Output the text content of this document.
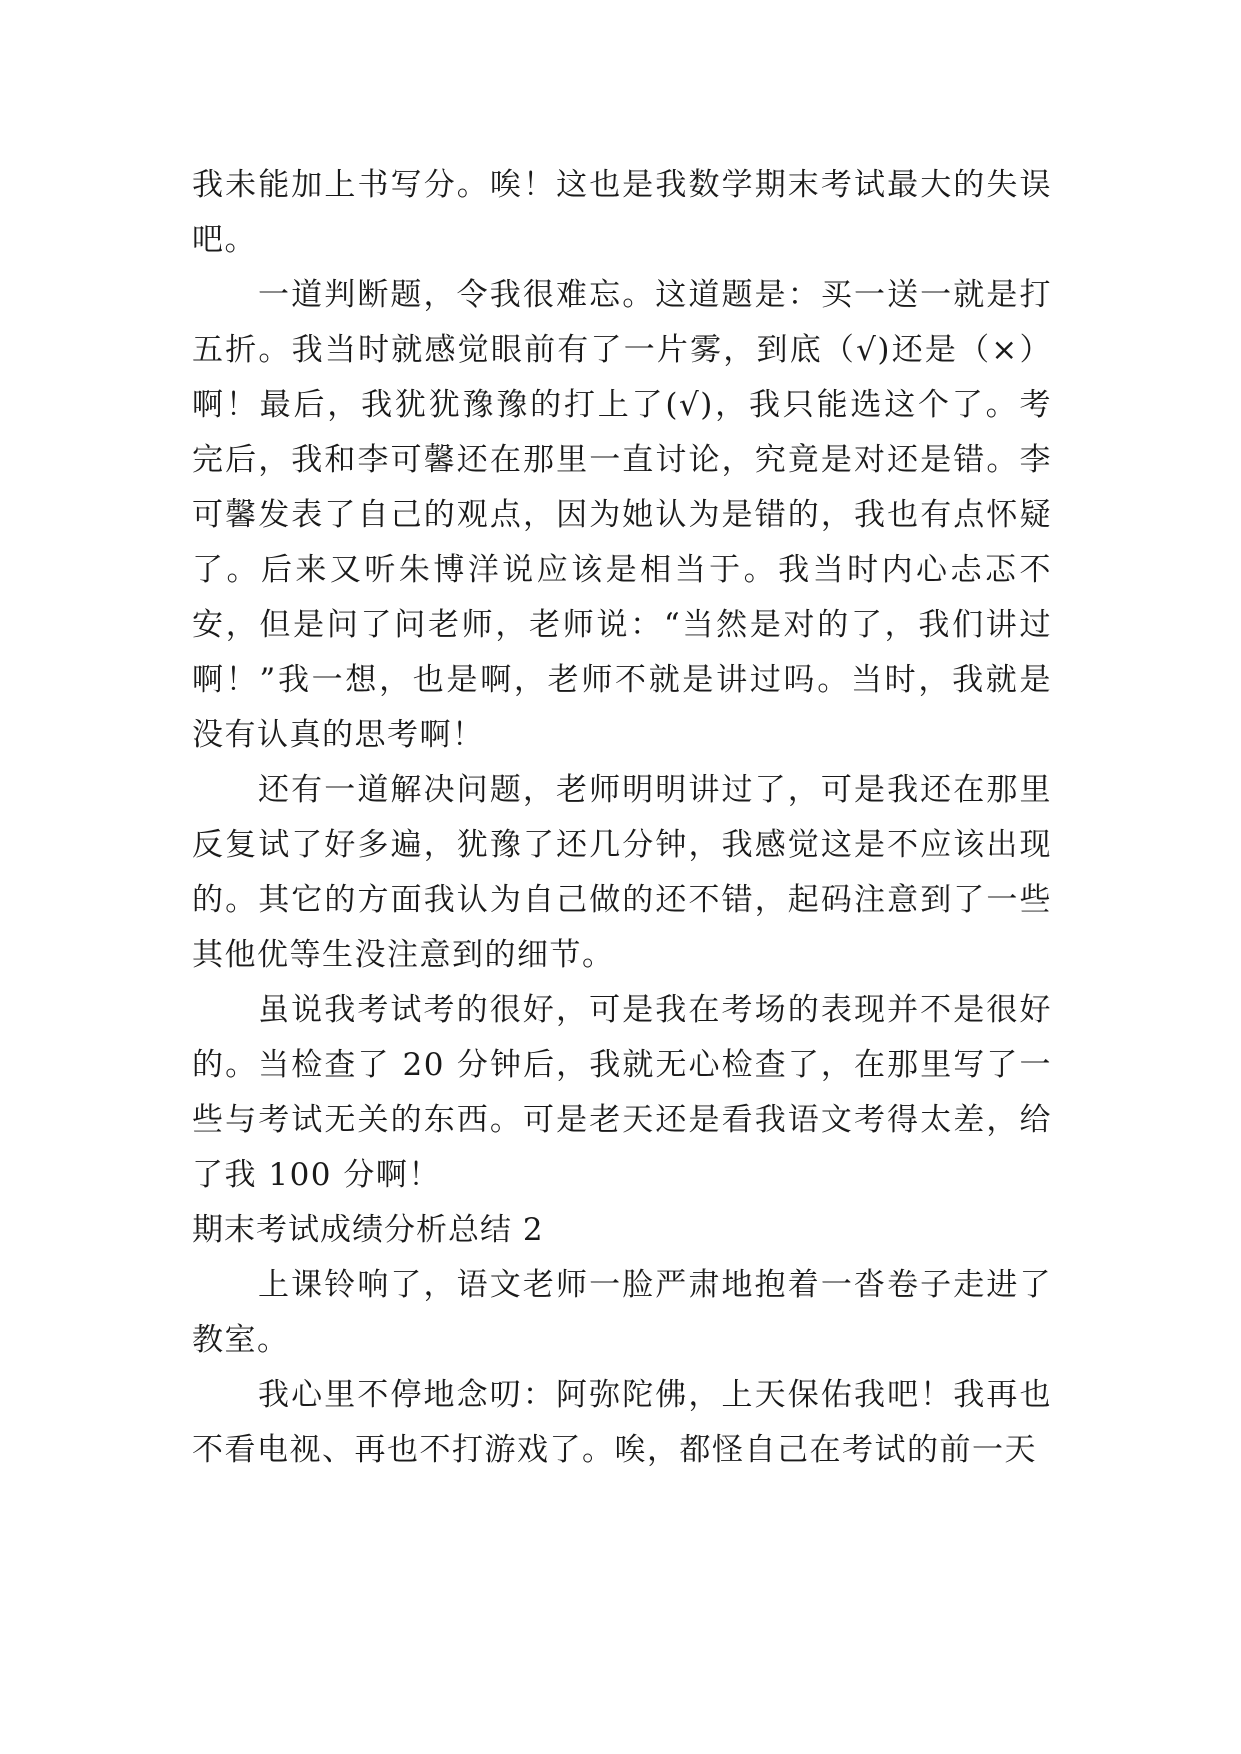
我未能加上书写分。唉！这也是我数学期末考试最大的失误吧。

一道判断题，令我很难忘。这道题是：买一送一就是打五折。我当时就感觉眼前有了一片雾，到底（√)还是（×）啊！最后，我犹犹豫豫的打上了(√)，我只能选这个了。考完后，我和李可馨还在那里一直讨论，究竟是对还是错。李可馨发表了自己的观点，因为她认为是错的，我也有点怀疑了。后来又听朱博洋说应该是相当于。我当时内心忐忑不安，但是问了问老师，老师说：“当然是对的了，我们讲过啊！”我一想，也是啊，老师不就是讲过吗。当时，我就是没有认真的思考啊！

还有一道解决问题，老师明明讲过了，可是我还在那里反复试了好多遍，犹豫了还几分钟，我感觉这是不应该出现的。其它的方面我认为自己做的还不错，起码注意到了一些其他优等生没注意到的细节。

虽说我考试考的很好，可是我在考场的表现并不是很好的。当检查了 20 分钟后，我就无心检查了，在那里写了一些与考试无关的东西。可是老天还是看我语文考得太差，给了我 100 分啊！

期末考试成绩分析总结 2

上课铃响了，语文老师一脸严肃地抱着一沓卷子走进了教室。

我心里不停地念叨：阿弥陀佛，上天保佑我吧！我再也不看电视、再也不打游戏了。唉，都怪自己在考试的前一天
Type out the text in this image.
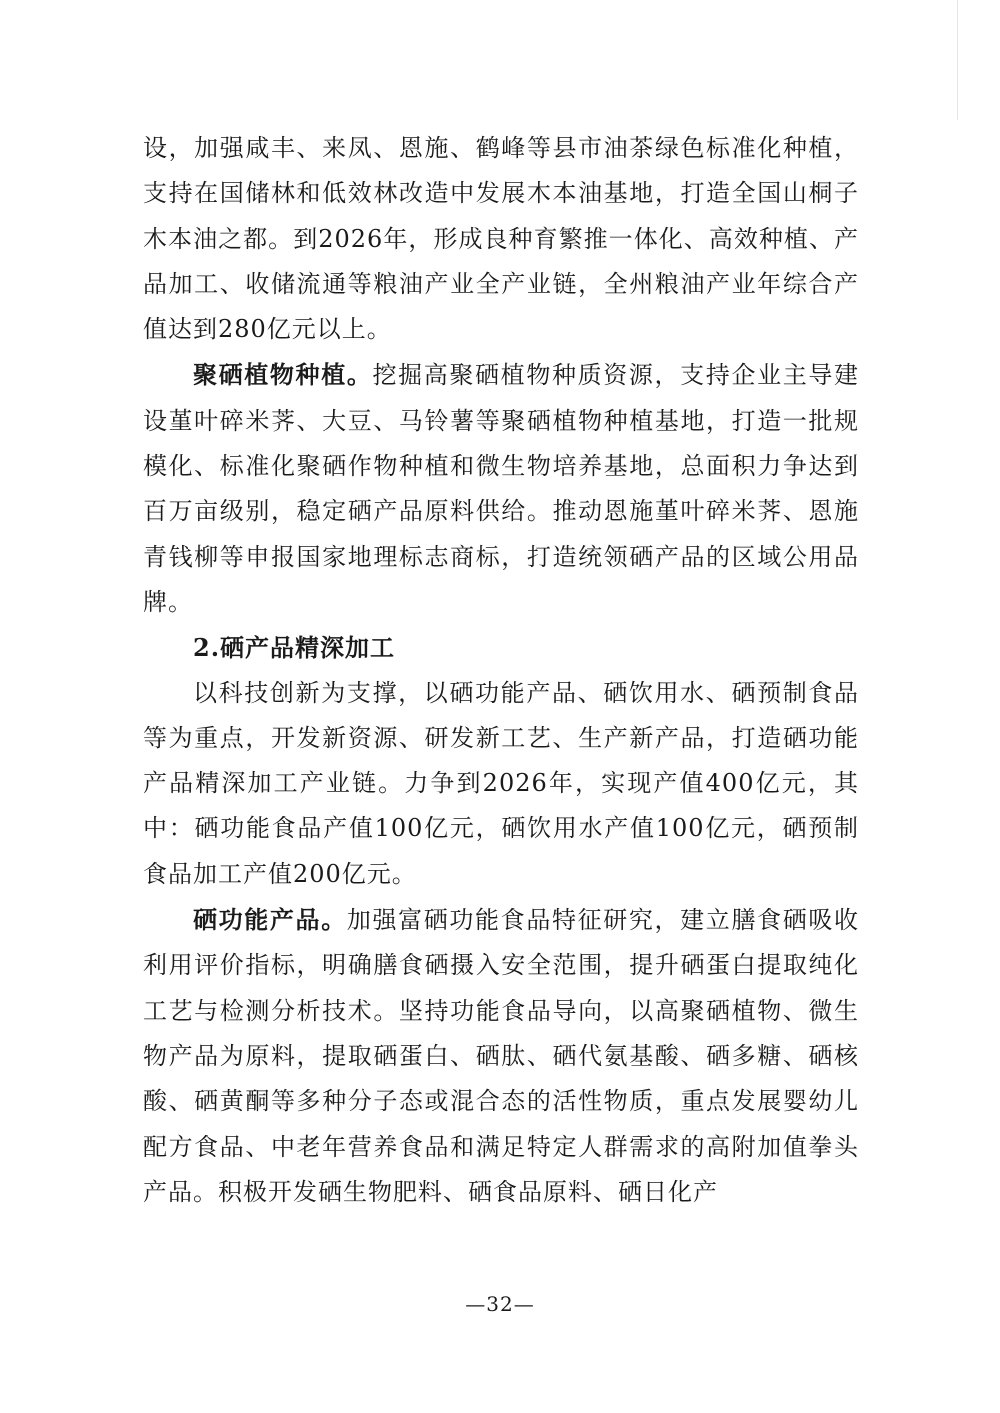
设，加强咸丰、来凤、恩施、鹤峰等县市油茶绿色标准化种植，支持在国储林和低效林改造中发展木本油基地，打造全国山桐子木本油之都。到2026年，形成良种育繁推一体化、高效种植、产品加工、收储流通等粮油产业全产业链，全州粮油产业年综合产值达到280亿元以上。

聚硒植物种植。挖掘高聚硒植物种质资源，支持企业主导建设堇叶碎米荠、大豆、马铃薯等聚硒植物种植基地，打造一批规模化、标准化聚硒作物种植和微生物培养基地，总面积力争达到百万亩级别，稳定硒产品原料供给。推动恩施堇叶碎米荠、恩施青钱柳等申报国家地理标志商标，打造统领硒产品的区域公用品牌。

2.硒产品精深加工

以科技创新为支撑，以硒功能产品、硒饮用水、硒预制食品等为重点，开发新资源、研发新工艺、生产新产品，打造硒功能产品精深加工产业链。力争到2026年，实现产值400亿元，其中：硒功能食品产值100亿元，硒饮用水产值100亿元，硒预制食品加工产值200亿元。

硒功能产品。加强富硒功能食品特征研究，建立膳食硒吸收利用评价指标，明确膳食硒摄入安全范围，提升硒蛋白提取纯化工艺与检测分析技术。坚持功能食品导向，以高聚硒植物、微生物产品为原料，提取硒蛋白、硒肽、硒代氨基酸、硒多糖、硒核酸、硒黄酮等多种分子态或混合态的活性物质，重点发展婴幼儿配方食品、中老年营养食品和满足特定人群需求的高附加值拳头产品。积极开发硒生物肥料、硒食品原料、硒日化产

—32—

(Your objective):
Copy the material above in full and exactly, skipping pictures.

(Written response):
Output the text content of this document.
我未能加上书写分。唉！这也是我数学期末考试最大的失误吧。

一道判断题，令我很难忘。这道题是：买一送一就是打五折。我当时就感觉眼前有了一片雾，到底（√)还是（×）啊！最后，我犹犹豫豫的打上了(√)，我只能选这个了。考完后，我和李可馨还在那里一直讨论，究竟是对还是错。李可馨发表了自己的观点，因为她认为是错的，我也有点怀疑了。后来又听朱博洋说应该是相当于。我当时内心忐忑不安，但是问了问老师，老师说：“当然是对的了，我们讲过啊！”我一想，也是啊，老师不就是讲过吗。当时，我就是没有认真的思考啊！

还有一道解决问题，老师明明讲过了，可是我还在那里反复试了好多遍，犹豫了还几分钟，我感觉这是不应该出现的。其它的方面我认为自己做的还不错，起码注意到了一些其他优等生没注意到的细节。

虽说我考试考的很好，可是我在考场的表现并不是很好的。当检查了 20 分钟后，我就无心检查了，在那里写了一些与考试无关的东西。可是老天还是看我语文考得太差，给了我 100 分啊！

期末考试成绩分析总结 2

上课铃响了，语文老师一脸严肃地抱着一沓卷子走进了教室。

我心里不停地念叨：阿弥陀佛，上天保佑我吧！我再也不看电视、再也不打游戏了。唉，都怪自己在考试的前一天
Type out the text in this image.
设，加强咸丰、来凤、恩施、鹤峰等县市油茶绿色标准化种植，支持在国储林和低效林改造中发展木本油基地，打造全国山桐子木本油之都。到2026年，形成良种育繁推一体化、高效种植、产品加工、收储流通等粮油产业全产业链，全州粮油产业年综合产值达到280亿元以上。

聚硒植物种植。挖掘高聚硒植物种质资源，支持企业主导建设堇叶碎米荠、大豆、马铃薯等聚硒植物种植基地，打造一批规模化、标准化聚硒作物种植和微生物培养基地，总面积力争达到百万亩级别，稳定硒产品原料供给。推动恩施堇叶碎米荠、恩施青钱柳等申报国家地理标志商标，打造统领硒产品的区域公用品牌。

2.硒产品精深加工

以科技创新为支撑，以硒功能产品、硒饮用水、硒预制食品等为重点，开发新资源、研发新工艺、生产新产品，打造硒功能产品精深加工产业链。力争到2026年，实现产值400亿元，其中：硒功能食品产值100亿元，硒饮用水产值100亿元，硒预制食品加工产值200亿元。

硒功能产品。加强富硒功能食品特征研究，建立膳食硒吸收利用评价指标，明确膳食硒摄入安全范围，提升硒蛋白提取纯化工艺与检测分析技术。坚持功能食品导向，以高聚硒植物、微生物产品为原料，提取硒蛋白、硒肽、硒代氨基酸、硒多糖、硒核酸、硒黄酮等多种分子态或混合态的活性物质，重点发展婴幼儿配方食品、中老年营养食品和满足特定人群需求的高附加值拳头产品。积极开发硒生物肥料、硒食品原料、硒日化产

—32—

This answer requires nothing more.